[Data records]
▼

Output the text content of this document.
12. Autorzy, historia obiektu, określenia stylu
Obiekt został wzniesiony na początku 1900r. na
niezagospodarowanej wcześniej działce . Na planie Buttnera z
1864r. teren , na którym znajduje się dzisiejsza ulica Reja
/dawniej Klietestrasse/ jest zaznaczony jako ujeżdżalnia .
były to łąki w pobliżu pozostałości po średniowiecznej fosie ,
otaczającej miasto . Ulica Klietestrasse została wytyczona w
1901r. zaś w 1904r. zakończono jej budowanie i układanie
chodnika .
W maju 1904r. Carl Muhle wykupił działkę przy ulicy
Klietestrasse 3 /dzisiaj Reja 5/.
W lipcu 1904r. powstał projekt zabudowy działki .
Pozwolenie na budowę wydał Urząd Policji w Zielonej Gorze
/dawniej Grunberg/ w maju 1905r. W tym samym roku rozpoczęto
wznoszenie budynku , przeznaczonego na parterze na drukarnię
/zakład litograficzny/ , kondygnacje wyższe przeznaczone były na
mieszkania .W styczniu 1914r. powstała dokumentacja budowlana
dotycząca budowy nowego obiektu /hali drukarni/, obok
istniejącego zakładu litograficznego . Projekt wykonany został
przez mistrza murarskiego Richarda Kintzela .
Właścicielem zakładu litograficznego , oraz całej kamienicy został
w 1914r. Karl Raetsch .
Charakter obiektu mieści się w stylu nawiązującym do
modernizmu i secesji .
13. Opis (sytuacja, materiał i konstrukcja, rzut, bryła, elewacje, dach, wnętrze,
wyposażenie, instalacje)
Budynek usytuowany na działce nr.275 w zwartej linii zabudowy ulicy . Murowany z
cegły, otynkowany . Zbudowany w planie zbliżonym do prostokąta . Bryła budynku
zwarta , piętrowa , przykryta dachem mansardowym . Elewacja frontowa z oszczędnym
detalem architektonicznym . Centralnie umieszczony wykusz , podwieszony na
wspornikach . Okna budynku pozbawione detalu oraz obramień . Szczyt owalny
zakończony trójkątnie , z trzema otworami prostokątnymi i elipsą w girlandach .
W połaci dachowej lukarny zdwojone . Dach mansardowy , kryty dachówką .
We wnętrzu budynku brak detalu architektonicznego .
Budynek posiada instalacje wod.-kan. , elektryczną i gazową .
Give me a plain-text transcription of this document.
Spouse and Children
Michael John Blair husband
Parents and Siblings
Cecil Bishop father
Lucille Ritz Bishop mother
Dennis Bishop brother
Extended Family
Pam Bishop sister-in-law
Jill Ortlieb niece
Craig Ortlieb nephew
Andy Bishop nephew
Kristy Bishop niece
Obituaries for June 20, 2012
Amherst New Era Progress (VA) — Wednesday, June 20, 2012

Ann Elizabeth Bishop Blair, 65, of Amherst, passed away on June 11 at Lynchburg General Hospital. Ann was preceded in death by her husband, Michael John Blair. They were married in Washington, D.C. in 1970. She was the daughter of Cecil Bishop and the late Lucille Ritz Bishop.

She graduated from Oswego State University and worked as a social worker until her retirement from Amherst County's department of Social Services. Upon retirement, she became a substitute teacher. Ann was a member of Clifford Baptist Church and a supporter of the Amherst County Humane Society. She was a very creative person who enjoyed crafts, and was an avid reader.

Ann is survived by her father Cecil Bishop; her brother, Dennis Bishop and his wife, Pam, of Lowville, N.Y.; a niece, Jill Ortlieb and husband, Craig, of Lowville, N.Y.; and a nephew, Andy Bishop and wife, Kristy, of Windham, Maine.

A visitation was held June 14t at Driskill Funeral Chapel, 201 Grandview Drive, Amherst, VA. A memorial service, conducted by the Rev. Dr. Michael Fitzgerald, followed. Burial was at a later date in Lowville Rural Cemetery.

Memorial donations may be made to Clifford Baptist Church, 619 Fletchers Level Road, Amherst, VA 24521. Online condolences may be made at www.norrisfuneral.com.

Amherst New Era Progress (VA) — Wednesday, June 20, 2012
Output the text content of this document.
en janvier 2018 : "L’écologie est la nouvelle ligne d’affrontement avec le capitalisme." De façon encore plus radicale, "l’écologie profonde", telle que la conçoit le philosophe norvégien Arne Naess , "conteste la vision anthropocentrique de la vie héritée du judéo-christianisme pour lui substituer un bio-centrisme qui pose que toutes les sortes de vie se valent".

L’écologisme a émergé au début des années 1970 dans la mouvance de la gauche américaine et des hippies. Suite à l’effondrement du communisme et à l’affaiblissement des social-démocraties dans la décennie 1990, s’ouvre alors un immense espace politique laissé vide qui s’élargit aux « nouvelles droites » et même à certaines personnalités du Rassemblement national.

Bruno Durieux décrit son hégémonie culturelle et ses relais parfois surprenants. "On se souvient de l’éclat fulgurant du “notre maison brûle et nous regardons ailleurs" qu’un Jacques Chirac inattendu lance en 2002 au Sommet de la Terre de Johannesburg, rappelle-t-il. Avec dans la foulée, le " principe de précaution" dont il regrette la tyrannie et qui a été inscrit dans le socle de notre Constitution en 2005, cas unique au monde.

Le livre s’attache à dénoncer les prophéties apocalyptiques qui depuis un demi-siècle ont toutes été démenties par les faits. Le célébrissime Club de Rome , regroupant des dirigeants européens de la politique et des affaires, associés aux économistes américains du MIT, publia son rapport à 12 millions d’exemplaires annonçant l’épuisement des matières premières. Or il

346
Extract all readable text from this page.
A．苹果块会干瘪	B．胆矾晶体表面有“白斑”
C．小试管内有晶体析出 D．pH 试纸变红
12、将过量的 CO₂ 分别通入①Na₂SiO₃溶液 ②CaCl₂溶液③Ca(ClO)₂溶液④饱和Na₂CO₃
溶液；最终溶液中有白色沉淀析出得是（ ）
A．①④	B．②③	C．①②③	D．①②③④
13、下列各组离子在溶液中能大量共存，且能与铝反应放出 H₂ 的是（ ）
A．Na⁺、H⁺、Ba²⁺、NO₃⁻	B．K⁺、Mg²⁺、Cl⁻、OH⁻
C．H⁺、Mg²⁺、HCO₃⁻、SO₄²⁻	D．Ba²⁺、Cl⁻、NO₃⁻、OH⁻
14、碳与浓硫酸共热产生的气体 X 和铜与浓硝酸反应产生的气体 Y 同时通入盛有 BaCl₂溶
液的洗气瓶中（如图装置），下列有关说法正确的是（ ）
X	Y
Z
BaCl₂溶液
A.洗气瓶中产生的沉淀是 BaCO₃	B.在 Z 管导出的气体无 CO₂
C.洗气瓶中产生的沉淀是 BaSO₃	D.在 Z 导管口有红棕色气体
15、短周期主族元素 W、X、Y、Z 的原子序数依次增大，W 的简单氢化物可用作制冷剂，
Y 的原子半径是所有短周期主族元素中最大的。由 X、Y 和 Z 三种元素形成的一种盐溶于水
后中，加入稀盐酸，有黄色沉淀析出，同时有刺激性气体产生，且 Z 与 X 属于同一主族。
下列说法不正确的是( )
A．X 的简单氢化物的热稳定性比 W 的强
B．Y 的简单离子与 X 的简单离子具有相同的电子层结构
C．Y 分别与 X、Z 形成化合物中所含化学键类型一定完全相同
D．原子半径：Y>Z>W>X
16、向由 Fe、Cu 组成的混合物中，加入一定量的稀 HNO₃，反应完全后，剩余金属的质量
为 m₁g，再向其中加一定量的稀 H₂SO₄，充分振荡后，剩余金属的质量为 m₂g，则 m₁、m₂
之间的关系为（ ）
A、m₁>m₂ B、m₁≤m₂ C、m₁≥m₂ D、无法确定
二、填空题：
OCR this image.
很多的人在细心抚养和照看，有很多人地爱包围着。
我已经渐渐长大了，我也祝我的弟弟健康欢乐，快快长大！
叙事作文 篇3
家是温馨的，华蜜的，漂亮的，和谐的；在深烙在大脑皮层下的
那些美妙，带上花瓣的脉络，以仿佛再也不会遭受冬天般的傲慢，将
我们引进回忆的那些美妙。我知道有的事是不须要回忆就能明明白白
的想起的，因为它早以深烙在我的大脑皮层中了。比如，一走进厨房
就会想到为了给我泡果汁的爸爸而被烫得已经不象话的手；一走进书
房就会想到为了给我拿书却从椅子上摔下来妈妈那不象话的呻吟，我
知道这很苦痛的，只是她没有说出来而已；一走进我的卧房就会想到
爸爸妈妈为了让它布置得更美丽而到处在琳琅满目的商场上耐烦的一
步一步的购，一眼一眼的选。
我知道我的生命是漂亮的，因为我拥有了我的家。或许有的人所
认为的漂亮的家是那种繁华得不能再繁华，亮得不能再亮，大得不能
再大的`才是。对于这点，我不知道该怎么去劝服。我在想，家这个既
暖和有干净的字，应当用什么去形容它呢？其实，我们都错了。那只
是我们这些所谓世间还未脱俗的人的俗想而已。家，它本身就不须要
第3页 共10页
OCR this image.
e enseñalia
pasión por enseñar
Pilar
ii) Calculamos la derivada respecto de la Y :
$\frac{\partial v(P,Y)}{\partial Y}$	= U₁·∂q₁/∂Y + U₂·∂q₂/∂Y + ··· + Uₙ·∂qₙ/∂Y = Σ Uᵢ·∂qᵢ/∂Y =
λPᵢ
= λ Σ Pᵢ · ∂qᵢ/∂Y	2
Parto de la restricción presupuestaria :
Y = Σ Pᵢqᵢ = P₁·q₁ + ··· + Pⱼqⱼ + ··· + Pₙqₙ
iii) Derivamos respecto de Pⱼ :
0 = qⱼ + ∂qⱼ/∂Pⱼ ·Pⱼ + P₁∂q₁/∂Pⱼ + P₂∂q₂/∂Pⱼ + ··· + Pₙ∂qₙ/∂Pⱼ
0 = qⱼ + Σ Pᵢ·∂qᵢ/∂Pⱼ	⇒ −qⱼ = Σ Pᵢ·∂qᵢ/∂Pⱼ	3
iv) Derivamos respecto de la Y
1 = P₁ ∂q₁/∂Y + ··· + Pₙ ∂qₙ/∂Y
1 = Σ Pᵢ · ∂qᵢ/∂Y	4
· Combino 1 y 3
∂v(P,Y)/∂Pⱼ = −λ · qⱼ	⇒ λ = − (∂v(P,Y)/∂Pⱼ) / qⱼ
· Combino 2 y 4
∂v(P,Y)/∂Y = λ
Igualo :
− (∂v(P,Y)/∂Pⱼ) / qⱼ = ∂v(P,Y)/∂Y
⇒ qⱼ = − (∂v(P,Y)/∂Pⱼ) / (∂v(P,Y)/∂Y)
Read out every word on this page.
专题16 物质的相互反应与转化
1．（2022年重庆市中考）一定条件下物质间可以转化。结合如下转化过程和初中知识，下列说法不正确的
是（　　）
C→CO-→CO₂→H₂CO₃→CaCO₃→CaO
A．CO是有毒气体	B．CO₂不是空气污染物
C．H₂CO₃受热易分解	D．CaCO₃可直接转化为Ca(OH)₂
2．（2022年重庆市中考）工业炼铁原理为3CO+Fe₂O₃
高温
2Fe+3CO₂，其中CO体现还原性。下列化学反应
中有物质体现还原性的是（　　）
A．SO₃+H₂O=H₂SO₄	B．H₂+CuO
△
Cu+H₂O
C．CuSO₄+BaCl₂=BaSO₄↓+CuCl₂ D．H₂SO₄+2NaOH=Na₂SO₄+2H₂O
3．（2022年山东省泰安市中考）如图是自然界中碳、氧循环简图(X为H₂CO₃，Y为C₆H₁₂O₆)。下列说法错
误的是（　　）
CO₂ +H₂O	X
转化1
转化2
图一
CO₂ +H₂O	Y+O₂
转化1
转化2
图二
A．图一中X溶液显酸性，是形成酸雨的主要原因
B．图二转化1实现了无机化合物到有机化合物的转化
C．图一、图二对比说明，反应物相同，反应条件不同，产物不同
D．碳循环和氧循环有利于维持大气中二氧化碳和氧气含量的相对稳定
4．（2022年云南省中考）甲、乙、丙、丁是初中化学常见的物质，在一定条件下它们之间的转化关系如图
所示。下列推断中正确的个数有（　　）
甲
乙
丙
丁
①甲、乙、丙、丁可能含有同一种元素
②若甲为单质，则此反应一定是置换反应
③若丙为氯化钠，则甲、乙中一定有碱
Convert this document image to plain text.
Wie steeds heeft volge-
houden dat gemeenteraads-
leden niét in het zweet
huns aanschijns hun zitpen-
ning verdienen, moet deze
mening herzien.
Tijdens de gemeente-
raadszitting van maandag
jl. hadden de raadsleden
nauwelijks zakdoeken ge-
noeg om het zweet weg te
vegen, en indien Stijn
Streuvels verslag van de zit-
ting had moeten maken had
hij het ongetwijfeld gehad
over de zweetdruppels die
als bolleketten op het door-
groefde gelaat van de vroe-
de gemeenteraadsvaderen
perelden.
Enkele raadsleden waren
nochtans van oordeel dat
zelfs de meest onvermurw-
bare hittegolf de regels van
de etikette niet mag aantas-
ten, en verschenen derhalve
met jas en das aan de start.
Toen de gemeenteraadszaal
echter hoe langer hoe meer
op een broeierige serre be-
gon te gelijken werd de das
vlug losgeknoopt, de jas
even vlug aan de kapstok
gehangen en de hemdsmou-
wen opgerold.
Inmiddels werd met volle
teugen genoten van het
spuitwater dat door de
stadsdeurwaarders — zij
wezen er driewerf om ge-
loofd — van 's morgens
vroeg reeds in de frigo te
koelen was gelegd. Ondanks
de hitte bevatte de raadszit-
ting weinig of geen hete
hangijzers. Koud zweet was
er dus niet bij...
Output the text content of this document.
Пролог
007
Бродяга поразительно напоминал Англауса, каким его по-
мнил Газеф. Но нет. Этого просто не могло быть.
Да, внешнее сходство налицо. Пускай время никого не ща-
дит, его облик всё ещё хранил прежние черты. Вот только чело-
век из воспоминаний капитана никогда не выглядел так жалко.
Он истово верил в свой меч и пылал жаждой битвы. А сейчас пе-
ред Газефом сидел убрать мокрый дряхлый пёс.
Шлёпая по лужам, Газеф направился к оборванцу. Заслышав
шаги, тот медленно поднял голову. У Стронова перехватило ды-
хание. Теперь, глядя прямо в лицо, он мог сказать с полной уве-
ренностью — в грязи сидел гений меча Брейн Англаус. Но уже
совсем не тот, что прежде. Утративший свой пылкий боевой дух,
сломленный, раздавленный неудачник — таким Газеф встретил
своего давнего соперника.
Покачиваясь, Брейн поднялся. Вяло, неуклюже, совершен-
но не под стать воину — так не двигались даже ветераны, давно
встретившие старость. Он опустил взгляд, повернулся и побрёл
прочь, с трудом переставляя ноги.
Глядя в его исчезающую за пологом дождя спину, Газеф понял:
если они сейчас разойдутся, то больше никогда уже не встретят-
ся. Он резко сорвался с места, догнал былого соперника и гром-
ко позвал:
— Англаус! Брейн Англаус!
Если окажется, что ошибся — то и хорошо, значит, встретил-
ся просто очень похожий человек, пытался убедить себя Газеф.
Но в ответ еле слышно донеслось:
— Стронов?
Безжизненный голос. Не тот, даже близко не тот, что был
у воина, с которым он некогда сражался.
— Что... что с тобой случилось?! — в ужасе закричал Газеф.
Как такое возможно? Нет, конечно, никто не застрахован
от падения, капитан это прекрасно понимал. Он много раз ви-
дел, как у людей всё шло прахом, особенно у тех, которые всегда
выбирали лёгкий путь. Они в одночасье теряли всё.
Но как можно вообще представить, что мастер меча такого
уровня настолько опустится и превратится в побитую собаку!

▲

* Exercise brief *
Of all the lines above, how many contain "zakładu"? Give the number and nothing more.

* Output for this exercise *
2